━━━━━ EXTRACTED RECORDS

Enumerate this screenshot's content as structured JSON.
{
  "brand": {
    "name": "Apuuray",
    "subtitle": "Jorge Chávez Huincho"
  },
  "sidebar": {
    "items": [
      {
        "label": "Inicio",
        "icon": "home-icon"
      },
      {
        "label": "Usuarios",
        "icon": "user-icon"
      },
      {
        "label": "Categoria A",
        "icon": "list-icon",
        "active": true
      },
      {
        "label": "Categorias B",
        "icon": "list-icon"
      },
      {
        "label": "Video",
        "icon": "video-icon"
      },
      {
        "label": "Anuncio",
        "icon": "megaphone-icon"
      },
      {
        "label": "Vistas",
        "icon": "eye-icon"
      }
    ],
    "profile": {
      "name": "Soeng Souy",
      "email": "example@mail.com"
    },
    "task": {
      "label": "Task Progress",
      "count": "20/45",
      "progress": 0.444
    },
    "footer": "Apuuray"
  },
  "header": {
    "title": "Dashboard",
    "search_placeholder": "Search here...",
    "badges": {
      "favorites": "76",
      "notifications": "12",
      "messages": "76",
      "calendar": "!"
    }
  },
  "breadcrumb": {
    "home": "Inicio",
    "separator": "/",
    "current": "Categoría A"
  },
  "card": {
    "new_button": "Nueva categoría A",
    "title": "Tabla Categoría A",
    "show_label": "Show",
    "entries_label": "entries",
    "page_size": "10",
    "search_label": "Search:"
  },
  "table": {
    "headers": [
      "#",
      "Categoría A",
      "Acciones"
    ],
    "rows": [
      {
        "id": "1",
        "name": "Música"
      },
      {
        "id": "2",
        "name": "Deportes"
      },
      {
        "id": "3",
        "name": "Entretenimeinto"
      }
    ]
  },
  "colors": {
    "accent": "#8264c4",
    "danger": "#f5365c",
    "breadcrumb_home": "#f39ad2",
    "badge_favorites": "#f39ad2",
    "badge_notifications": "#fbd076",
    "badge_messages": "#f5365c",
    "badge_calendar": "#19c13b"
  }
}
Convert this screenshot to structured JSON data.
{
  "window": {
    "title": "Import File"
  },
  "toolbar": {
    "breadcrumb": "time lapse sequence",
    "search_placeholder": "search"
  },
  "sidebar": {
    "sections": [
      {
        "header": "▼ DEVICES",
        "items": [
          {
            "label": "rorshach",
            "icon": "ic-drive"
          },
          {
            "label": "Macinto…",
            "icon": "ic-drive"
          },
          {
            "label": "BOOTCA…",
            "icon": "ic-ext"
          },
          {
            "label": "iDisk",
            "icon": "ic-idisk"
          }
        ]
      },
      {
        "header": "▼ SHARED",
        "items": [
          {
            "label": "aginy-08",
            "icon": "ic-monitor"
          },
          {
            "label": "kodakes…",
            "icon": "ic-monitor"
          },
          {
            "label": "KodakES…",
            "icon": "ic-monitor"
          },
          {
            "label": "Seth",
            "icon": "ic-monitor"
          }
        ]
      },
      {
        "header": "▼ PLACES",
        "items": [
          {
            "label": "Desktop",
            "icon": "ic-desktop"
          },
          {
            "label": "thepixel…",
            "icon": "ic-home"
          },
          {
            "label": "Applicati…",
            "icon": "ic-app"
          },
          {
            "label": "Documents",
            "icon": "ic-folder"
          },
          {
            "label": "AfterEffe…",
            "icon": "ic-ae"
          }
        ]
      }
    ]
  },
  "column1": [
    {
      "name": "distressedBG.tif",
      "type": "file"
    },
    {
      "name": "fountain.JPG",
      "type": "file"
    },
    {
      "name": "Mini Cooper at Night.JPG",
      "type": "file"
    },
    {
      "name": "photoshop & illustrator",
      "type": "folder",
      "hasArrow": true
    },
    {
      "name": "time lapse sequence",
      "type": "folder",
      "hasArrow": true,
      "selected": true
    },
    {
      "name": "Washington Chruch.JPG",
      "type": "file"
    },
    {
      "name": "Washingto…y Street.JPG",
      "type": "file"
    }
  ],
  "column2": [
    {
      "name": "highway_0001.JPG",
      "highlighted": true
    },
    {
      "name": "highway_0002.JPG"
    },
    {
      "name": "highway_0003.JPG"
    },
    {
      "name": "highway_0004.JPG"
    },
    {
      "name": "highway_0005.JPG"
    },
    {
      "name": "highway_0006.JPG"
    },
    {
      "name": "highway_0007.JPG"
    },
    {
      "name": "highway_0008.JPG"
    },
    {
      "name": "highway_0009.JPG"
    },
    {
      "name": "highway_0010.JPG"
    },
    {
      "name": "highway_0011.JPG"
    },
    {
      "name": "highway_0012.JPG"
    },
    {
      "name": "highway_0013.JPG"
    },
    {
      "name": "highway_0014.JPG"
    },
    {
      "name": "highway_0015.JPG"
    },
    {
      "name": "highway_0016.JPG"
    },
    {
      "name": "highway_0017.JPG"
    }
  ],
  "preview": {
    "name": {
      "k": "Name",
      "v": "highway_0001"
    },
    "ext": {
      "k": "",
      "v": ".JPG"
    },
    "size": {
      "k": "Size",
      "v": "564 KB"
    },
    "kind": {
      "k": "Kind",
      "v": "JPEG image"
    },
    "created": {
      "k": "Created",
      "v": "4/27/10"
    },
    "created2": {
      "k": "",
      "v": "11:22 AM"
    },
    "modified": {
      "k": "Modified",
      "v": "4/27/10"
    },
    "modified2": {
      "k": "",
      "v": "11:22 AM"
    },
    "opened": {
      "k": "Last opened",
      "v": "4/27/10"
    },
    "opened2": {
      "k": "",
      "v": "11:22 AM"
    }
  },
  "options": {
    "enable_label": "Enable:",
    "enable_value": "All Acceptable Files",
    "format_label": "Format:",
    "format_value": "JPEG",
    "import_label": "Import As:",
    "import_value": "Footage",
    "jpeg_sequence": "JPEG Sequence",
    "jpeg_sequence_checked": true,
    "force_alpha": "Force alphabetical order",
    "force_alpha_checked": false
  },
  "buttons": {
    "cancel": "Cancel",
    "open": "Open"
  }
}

━━━━━━━━━━

EXERCISE REQUIREMENTS:
Set all of the entries down again, exactly as they were given.

ANSWER IN FULL:
Enumerate this screenshot's content as structured JSON.
{
  "brand": {
    "name": "Apuuray",
    "subtitle": "Jorge Chávez Huincho"
  },
  "sidebar": {
    "items": [
      {
        "label": "Inicio",
        "icon": "home-icon"
      },
      {
        "label": "Usuarios",
        "icon": "user-icon"
      },
      {
        "label": "Categoria A",
        "icon": "list-icon",
        "active": true
      },
      {
        "label": "Categorias B",
        "icon": "list-icon"
      },
      {
        "label": "Video",
        "icon": "video-icon"
      },
      {
        "label": "Anuncio",
        "icon": "megaphone-icon"
      },
      {
        "label": "Vistas",
        "icon": "eye-icon"
      }
    ],
    "profile": {
      "name": "Soeng Souy",
      "email": "example@mail.com"
    },
    "task": {
      "label": "Task Progress",
      "count": "20/45",
      "progress": 0.444
    },
    "footer": "Apuuray"
  },
  "header": {
    "title": "Dashboard",
    "search_placeholder": "Search here...",
    "badges": {
      "favorites": "76",
      "notifications": "12",
      "messages": "76",
      "calendar": "!"
    }
  },
  "breadcrumb": {
    "home": "Inicio",
    "separator": "/",
    "current": "Categoría A"
  },
  "card": {
    "new_button": "Nueva categoría A",
    "title": "Tabla Categoría A",
    "show_label": "Show",
    "entries_label": "entries",
    "page_size": "10",
    "search_label": "Search:"
  },
  "table": {
    "headers": [
      "#",
      "Categoría A",
      "Acciones"
    ],
    "rows": [
      {
        "id": "1",
        "name": "Música"
      },
      {
        "id": "2",
        "name": "Deportes"
      },
      {
        "id": "3",
        "name": "Entretenimeinto"
      }
    ]
  },
  "colors": {
    "accent": "#8264c4",
    "danger": "#f5365c",
    "breadcrumb_home": "#f39ad2",
    "badge_favorites": "#f39ad2",
    "badge_notifications": "#fbd076",
    "badge_messages": "#f5365c",
    "badge_calendar": "#19c13b"
  }
}
Convert this screenshot to structured JSON data.
{
  "window": {
    "title": "Import File"
  },
  "toolbar": {
    "breadcrumb": "time lapse sequence",
    "search_placeholder": "search"
  },
  "sidebar": {
    "sections": [
      {
        "header": "▼ DEVICES",
        "items": [
          {
            "label": "rorshach",
            "icon": "ic-drive"
          },
          {
            "label": "Macinto…",
            "icon": "ic-drive"
          },
          {
            "label": "BOOTCA…",
            "icon": "ic-ext"
          },
          {
            "label": "iDisk",
            "icon": "ic-idisk"
          }
        ]
      },
      {
        "header": "▼ SHARED",
        "items": [
          {
            "label": "aginy-08",
            "icon": "ic-monitor"
          },
          {
            "label": "kodakes…",
            "icon": "ic-monitor"
          },
          {
            "label": "KodakES…",
            "icon": "ic-monitor"
          },
          {
            "label": "Seth",
            "icon": "ic-monitor"
          }
        ]
      },
      {
        "header": "▼ PLACES",
        "items": [
          {
            "label": "Desktop",
            "icon": "ic-desktop"
          },
          {
            "label": "thepixel…",
            "icon": "ic-home"
          },
          {
            "label": "Applicati…",
            "icon": "ic-app"
          },
          {
            "label": "Documents",
            "icon": "ic-folder"
          },
          {
            "label": "AfterEffe…",
            "icon": "ic-ae"
          }
        ]
      }
    ]
  },
  "column1": [
    {
      "name": "distressedBG.tif",
      "type": "file"
    },
    {
      "name": "fountain.JPG",
      "type": "file"
    },
    {
      "name": "Mini Cooper at Night.JPG",
      "type": "file"
    },
    {
      "name": "photoshop & illustrator",
      "type": "folder",
      "hasArrow": true
    },
    {
      "name": "time lapse sequence",
      "type": "folder",
      "hasArrow": true,
      "selected": true
    },
    {
      "name": "Washington Chruch.JPG",
      "type": "file"
    },
    {
      "name": "Washingto…y Street.JPG",
      "type": "file"
    }
  ],
  "column2": [
    {
      "name": "highway_0001.JPG",
      "highlighted": true
    },
    {
      "name": "highway_0002.JPG"
    },
    {
      "name": "highway_0003.JPG"
    },
    {
      "name": "highway_0004.JPG"
    },
    {
      "name": "highway_0005.JPG"
    },
    {
      "name": "highway_0006.JPG"
    },
    {
      "name": "highway_0007.JPG"
    },
    {
      "name": "highway_0008.JPG"
    },
    {
      "name": "highway_0009.JPG"
    },
    {
      "name": "highway_0010.JPG"
    },
    {
      "name": "highway_0011.JPG"
    },
    {
      "name": "highway_0012.JPG"
    },
    {
      "name": "highway_0013.JPG"
    },
    {
      "name": "highway_0014.JPG"
    },
    {
      "name": "highway_0015.JPG"
    },
    {
      "name": "highway_0016.JPG"
    },
    {
      "name": "highway_0017.JPG"
    }
  ],
  "preview": {
    "name": {
      "k": "Name",
      "v": "highway_0001"
    },
    "ext": {
      "k": "",
      "v": ".JPG"
    },
    "size": {
      "k": "Size",
      "v": "564 KB"
    },
    "kind": {
      "k": "Kind",
      "v": "JPEG image"
    },
    "created": {
      "k": "Created",
      "v": "4/27/10"
    },
    "created2": {
      "k": "",
      "v": "11:22 AM"
    },
    "modified": {
      "k": "Modified",
      "v": "4/27/10"
    },
    "modified2": {
      "k": "",
      "v": "11:22 AM"
    },
    "opened": {
      "k": "Last opened",
      "v": "4/27/10"
    },
    "opened2": {
      "k": "",
      "v": "11:22 AM"
    }
  },
  "options": {
    "enable_label": "Enable:",
    "enable_value": "All Acceptable Files",
    "format_label": "Format:",
    "format_value": "JPEG",
    "import_label": "Import As:",
    "import_value": "Footage",
    "jpeg_sequence": "JPEG Sequence",
    "jpeg_sequence_checked": true,
    "force_alpha": "Force alphabetical order",
    "force_alpha_checked": false
  },
  "buttons": {
    "cancel": "Cancel",
    "open": "Open"
  }
}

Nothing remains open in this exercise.